▸ **WHAT YOU SHOULD DO**: Transcribe every one of the records below line for line, keeping each character as it appears, and leave the pictures out of your copy.

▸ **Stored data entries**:

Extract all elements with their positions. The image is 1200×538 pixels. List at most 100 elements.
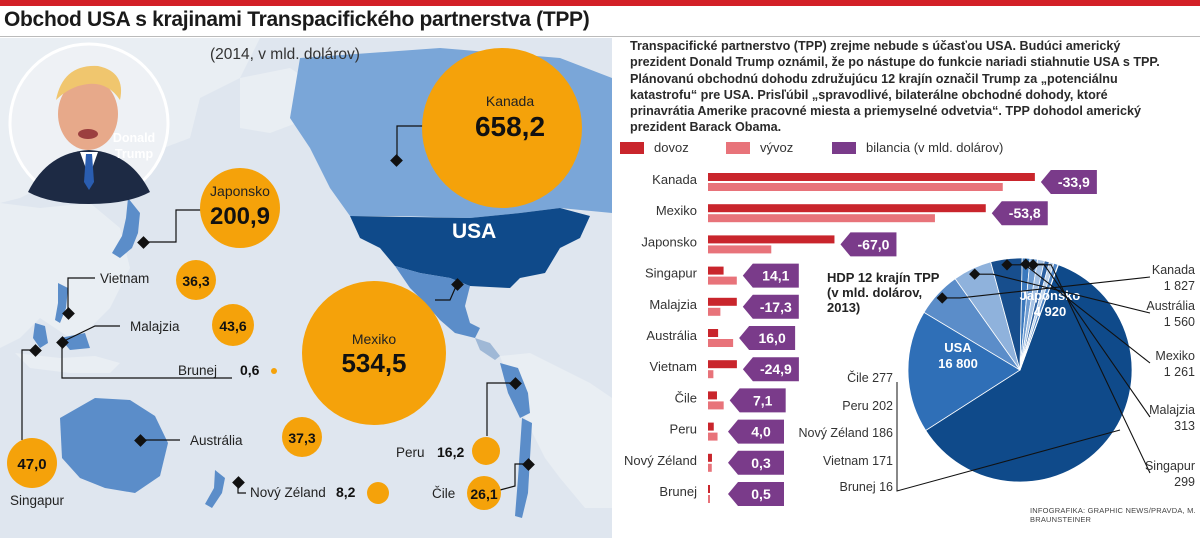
pie-slice-usa [925, 264, 1133, 483]
bubble-cile-value: 26,1 [470, 486, 497, 502]
bar-vyvoz-novy-zeland [708, 463, 712, 472]
bar-vyvoz-brunej [708, 495, 710, 503]
bar-label-malajzia: Malajzia [649, 297, 697, 312]
pie-value-singapur: 299 [1174, 475, 1195, 489]
leader-peru [486, 382, 515, 436]
bubble-peru-value: 16,2 [437, 444, 464, 460]
pie-title: HDP 12 krajín TPP (v mld. dolárov, 2013) [827, 270, 940, 315]
bubble-japonsko [200, 168, 280, 248]
balance-value-vietnam: -24,9 [760, 361, 792, 377]
legend-label-vyvoz: vývoz [760, 140, 794, 155]
bubble-brunej-value: 0,6 [240, 362, 260, 378]
bubble-cile-name: Čile [432, 486, 455, 501]
pie-value-japonsko: 4 920 [1034, 304, 1067, 319]
bubble-malajzia-value: 43,6 [219, 318, 246, 334]
pie-label-singapur: Singapur [1145, 459, 1195, 473]
land-china-asia [0, 203, 130, 348]
land-central-america [475, 338, 500, 360]
bar-dovoz-brunej [708, 485, 710, 493]
land-new-zealand [205, 470, 225, 508]
bar-vyvoz-malajzia [708, 307, 721, 316]
bubble-kanada [422, 48, 582, 208]
land-usa [350, 208, 590, 288]
bubble-mexiko [302, 281, 446, 425]
bubble-malajzia [212, 304, 254, 346]
leader-mexiko [435, 283, 458, 301]
bar-vyvoz-mexiko [708, 214, 935, 223]
balance-value-kanada: -33,9 [1058, 174, 1090, 190]
bar-label-cile: Čile [675, 390, 697, 405]
bar-vyvoz-japonsko [708, 245, 772, 254]
bar-label-mexiko: Mexiko [656, 203, 697, 218]
bubble-vietnam-value: 36,3 [182, 273, 209, 289]
bubble-japonsko-name: Japonsko [210, 183, 270, 199]
balance-value-peru: 4,0 [751, 424, 771, 440]
pie-marker-australia [969, 268, 981, 280]
top-accent-bar [0, 0, 1200, 6]
balance-value-brunej: 0,5 [751, 486, 771, 502]
intro-paragraph: Transpacifické partnerstvo (TPP) zrejme … [630, 39, 1160, 135]
balance-tag-novy-zeland [728, 450, 784, 475]
page-title: Obchod USA s krajinami Transpacifického … [4, 8, 590, 31]
bar-label-australia: Austrália [646, 328, 697, 343]
legend-label-dovoz: dovoz [654, 140, 689, 155]
land-indonesia [15, 353, 120, 373]
balance-tag-vietnam [742, 357, 799, 382]
bubble-layer: USA Kanada 658,2 Mexiko 534,5 Japonsko 2… [7, 48, 582, 510]
pie-label-vietnam: Vietnam 171 [823, 454, 893, 468]
pie-slice-japonsko [907, 311, 1021, 431]
bubble-singapur-name: Singapur [10, 493, 65, 508]
bubble-japonsko-value: 200,9 [210, 203, 270, 230]
pie-label-cile: Čile 277 [847, 370, 893, 385]
bar-label-kanada: Kanada [652, 172, 698, 187]
pie-marker-mexiko [1001, 259, 1013, 271]
usa-label: USA [452, 220, 496, 243]
leader-kanada [396, 125, 428, 160]
balance-value-singapur: 14,1 [762, 268, 789, 284]
balance-tag-singapur [742, 263, 799, 288]
pie-leader-singapur [1033, 264, 1151, 474]
bar-dovoz-malajzia [708, 297, 737, 306]
pie-label-kanada: Kanada [1152, 263, 1195, 277]
balance-value-japonsko: -67,0 [858, 236, 890, 252]
bubble-australia-name: Austrália [190, 433, 243, 448]
bar-label-vietnam: Vietnam [650, 359, 697, 374]
bar-vyvoz-peru [708, 432, 718, 441]
pie-slice-brunej [1019, 264, 1059, 371]
leader-japonsko [143, 209, 205, 243]
bar-vyvoz-singapur [708, 276, 737, 285]
leader-vietnam [67, 277, 95, 313]
legend-swatch-vyvoz [726, 142, 750, 154]
trade-map: Donald Trump (2014, v mld. dolárov) [0, 38, 612, 538]
bubble-cile [467, 476, 501, 510]
bar-vyvoz-kanada [708, 183, 1003, 191]
bubble-vietnam [176, 260, 216, 300]
leader-singapur [21, 349, 35, 440]
bubble-brunej-name: Brunej [178, 363, 217, 378]
bubble-kanada-name: Kanada [486, 93, 534, 109]
pie-label-usa: USA [944, 340, 972, 355]
map-subtitle: (2014, v mld. dolárov) [210, 46, 360, 63]
balance-value-novy-zeland: 0,3 [751, 455, 771, 471]
pie-label-novy-zeland: Nový Zéland 186 [798, 426, 893, 440]
balance-value-cile: 7,1 [753, 392, 773, 408]
leader-malajzia [61, 325, 120, 343]
bar-dovoz-australia [708, 329, 719, 337]
bubble-peru-name: Peru [396, 445, 425, 460]
bubble-novy-zeland [367, 482, 389, 504]
balance-value-malajzia: -17,3 [760, 299, 792, 315]
balance-tag-australia [739, 326, 796, 350]
land-vietnam [55, 283, 68, 323]
bubble-singapur-value: 47,0 [17, 456, 46, 473]
bubble-singapur [7, 438, 57, 488]
balance-tag-mexiko [991, 201, 1048, 226]
bar-dovoz-kanada [708, 173, 1035, 181]
bar-vyvoz-australia [708, 339, 734, 347]
bubble-brunej [271, 368, 277, 374]
pie-value-malajzia: 313 [1174, 419, 1195, 433]
bubble-vietnam-name: Vietnam [100, 271, 149, 286]
land-japan [112, 198, 140, 258]
land-australia [60, 398, 168, 493]
pie-value-mexiko: 1 261 [1164, 365, 1195, 379]
bubble-novy-zeland-name: Nový Zéland [250, 485, 326, 500]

▸ **RESULT**:
Extract all elements with their positions. The image is 1200×538 pixels. List at most 100 elements.
pie-slice-usa [925, 264, 1133, 483]
bubble-cile-value: 26,1 [470, 486, 497, 502]
bar-vyvoz-novy-zeland [708, 463, 712, 472]
bar-vyvoz-brunej [708, 495, 710, 503]
bar-label-malajzia: Malajzia [649, 297, 697, 312]
pie-value-singapur: 299 [1174, 475, 1195, 489]
leader-peru [486, 382, 515, 436]
bubble-peru-value: 16,2 [437, 444, 464, 460]
pie-title: HDP 12 krajín TPP (v mld. dolárov, 2013) [827, 270, 940, 315]
bubble-japonsko [200, 168, 280, 248]
balance-value-vietnam: -24,9 [760, 361, 792, 377]
legend-label-vyvoz: vývoz [760, 140, 794, 155]
bubble-brunej-value: 0,6 [240, 362, 260, 378]
bubble-cile-name: Čile [432, 486, 455, 501]
pie-value-japonsko: 4 920 [1034, 304, 1067, 319]
bubble-malajzia-value: 43,6 [219, 318, 246, 334]
pie-label-singapur: Singapur [1145, 459, 1195, 473]
land-china-asia [0, 203, 130, 348]
land-central-america [475, 338, 500, 360]
bar-dovoz-brunej [708, 485, 710, 493]
land-new-zealand [205, 470, 225, 508]
bar-vyvoz-malajzia [708, 307, 721, 316]
bubble-kanada [422, 48, 582, 208]
land-usa [350, 208, 590, 288]
bubble-mexiko [302, 281, 446, 425]
bubble-malajzia [212, 304, 254, 346]
leader-mexiko [435, 283, 458, 301]
bar-vyvoz-mexiko [708, 214, 935, 223]
balance-value-kanada: -33,9 [1058, 174, 1090, 190]
bar-label-cile: Čile [675, 390, 697, 405]
bar-vyvoz-japonsko [708, 245, 772, 254]
bar-label-mexiko: Mexiko [656, 203, 697, 218]
bubble-vietnam-value: 36,3 [182, 273, 209, 289]
bubble-japonsko-name: Japonsko [210, 183, 270, 199]
balance-value-peru: 4,0 [751, 424, 771, 440]
pie-marker-australia [969, 268, 981, 280]
top-accent-bar [0, 0, 1200, 6]
balance-value-brunej: 0,5 [751, 486, 771, 502]
intro-paragraph: Transpacifické partnerstvo (TPP) zrejme … [630, 39, 1160, 135]
balance-tag-novy-zeland [728, 450, 784, 475]
page-title: Obchod USA s krajinami Transpacifického … [4, 8, 590, 31]
bar-label-australia: Austrália [646, 328, 697, 343]
legend-label-dovoz: dovoz [654, 140, 689, 155]
land-indonesia [15, 353, 120, 373]
balance-tag-vietnam [742, 357, 799, 382]
bubble-layer: USA Kanada 658,2 Mexiko 534,5 Japonsko 2… [7, 48, 582, 510]
pie-label-vietnam: Vietnam 171 [823, 454, 893, 468]
pie-slice-japonsko [907, 311, 1021, 431]
bubble-singapur-name: Singapur [10, 493, 65, 508]
bubble-japonsko-value: 200,9 [210, 203, 270, 230]
pie-label-cile: Čile 277 [847, 370, 893, 385]
bar-label-kanada: Kanada [652, 172, 698, 187]
pie-marker-mexiko [1001, 259, 1013, 271]
usa-label: USA [452, 220, 496, 243]
leader-kanada [396, 125, 428, 160]
balance-value-singapur: 14,1 [762, 268, 789, 284]
balance-tag-singapur [742, 263, 799, 288]
pie-leader-singapur [1033, 264, 1151, 474]
bar-dovoz-malajzia [708, 297, 737, 306]
pie-label-kanada: Kanada [1152, 263, 1195, 277]
balance-value-japonsko: -67,0 [858, 236, 890, 252]
bubble-australia-name: Austrália [190, 433, 243, 448]
bar-label-vietnam: Vietnam [650, 359, 697, 374]
bar-vyvoz-peru [708, 432, 718, 441]
pie-slice-brunej [1019, 264, 1059, 371]
leader-japonsko [143, 209, 205, 243]
bar-vyvoz-singapur [708, 276, 737, 285]
leader-vietnam [67, 277, 95, 313]
legend-swatch-vyvoz [726, 142, 750, 154]
trade-map: Donald Trump (2014, v mld. dolárov) [0, 38, 612, 538]
bubble-cile [467, 476, 501, 510]
bar-vyvoz-kanada [708, 183, 1003, 191]
bubble-vietnam [176, 260, 216, 300]
leader-singapur [21, 349, 35, 440]
bubble-brunej-name: Brunej [178, 363, 217, 378]
bubble-kanada-name: Kanada [486, 93, 534, 109]
pie-label-usa: USA [944, 340, 972, 355]
map-subtitle: (2014, v mld. dolárov) [210, 46, 360, 63]
balance-value-novy-zeland: 0,3 [751, 455, 771, 471]
pie-label-novy-zeland: Nový Zéland 186 [798, 426, 893, 440]
balance-value-cile: 7,1 [753, 392, 773, 408]
leader-malajzia [61, 325, 120, 343]
bar-dovoz-australia [708, 329, 719, 337]
bubble-peru-name: Peru [396, 445, 425, 460]
bubble-novy-zeland [367, 482, 389, 504]
balance-value-malajzia: -17,3 [760, 299, 792, 315]
balance-tag-australia [739, 326, 796, 350]
land-vietnam [55, 283, 68, 323]
bubble-singapur-value: 47,0 [17, 456, 46, 473]
bubble-singapur [7, 438, 57, 488]
balance-tag-mexiko [991, 201, 1048, 226]
bar-dovoz-kanada [708, 173, 1035, 181]
bar-vyvoz-australia [708, 339, 734, 347]
bubble-brunej [271, 368, 277, 374]
pie-value-malajzia: 313 [1174, 419, 1195, 433]
bubble-vietnam-name: Vietnam [100, 271, 149, 286]
land-japan [112, 198, 140, 258]
land-australia [60, 398, 168, 493]
pie-value-mexiko: 1 261 [1164, 365, 1195, 379]
bubble-novy-zeland-name: Nový Zéland [250, 485, 326, 500]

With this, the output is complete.